Exercise objective ::
Read the listing below and copy out every line that holds "image".

A run of records
* * * * *

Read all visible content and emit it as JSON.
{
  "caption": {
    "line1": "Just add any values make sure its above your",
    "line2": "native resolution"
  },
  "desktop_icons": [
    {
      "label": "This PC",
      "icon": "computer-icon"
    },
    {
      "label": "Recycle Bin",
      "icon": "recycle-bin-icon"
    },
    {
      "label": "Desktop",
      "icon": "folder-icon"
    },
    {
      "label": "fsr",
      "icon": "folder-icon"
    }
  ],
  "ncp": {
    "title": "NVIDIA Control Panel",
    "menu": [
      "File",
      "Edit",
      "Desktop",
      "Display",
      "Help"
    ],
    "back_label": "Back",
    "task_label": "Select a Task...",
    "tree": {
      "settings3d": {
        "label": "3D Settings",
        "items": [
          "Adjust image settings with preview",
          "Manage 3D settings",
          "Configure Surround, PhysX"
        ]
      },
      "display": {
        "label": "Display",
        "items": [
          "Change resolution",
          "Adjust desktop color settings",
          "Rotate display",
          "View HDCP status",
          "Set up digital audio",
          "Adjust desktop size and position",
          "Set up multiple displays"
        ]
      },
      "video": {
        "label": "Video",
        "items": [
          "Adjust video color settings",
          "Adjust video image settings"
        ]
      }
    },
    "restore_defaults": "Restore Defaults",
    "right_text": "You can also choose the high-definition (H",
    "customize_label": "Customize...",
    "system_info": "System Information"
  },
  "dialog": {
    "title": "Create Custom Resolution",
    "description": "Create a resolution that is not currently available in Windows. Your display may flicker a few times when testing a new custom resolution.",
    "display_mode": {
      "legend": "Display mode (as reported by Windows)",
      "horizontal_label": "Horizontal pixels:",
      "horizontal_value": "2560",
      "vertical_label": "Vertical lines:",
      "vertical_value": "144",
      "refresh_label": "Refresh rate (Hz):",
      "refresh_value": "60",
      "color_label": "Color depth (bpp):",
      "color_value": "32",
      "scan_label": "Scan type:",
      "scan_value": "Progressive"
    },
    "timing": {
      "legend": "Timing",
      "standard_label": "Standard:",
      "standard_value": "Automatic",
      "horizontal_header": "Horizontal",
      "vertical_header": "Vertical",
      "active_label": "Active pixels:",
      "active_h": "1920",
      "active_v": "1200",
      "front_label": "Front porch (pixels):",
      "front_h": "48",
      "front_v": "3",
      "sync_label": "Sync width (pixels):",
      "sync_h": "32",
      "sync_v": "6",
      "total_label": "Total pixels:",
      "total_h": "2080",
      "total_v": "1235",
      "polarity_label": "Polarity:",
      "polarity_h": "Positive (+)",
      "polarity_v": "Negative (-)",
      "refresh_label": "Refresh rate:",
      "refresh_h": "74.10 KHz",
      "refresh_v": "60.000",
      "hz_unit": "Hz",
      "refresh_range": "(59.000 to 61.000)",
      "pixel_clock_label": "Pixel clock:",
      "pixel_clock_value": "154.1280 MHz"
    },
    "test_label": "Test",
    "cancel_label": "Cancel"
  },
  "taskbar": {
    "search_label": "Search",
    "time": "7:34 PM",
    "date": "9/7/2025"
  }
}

* * * * *

Final result ::
          "Adjust image settings with preview",
          "Adjust video image settings"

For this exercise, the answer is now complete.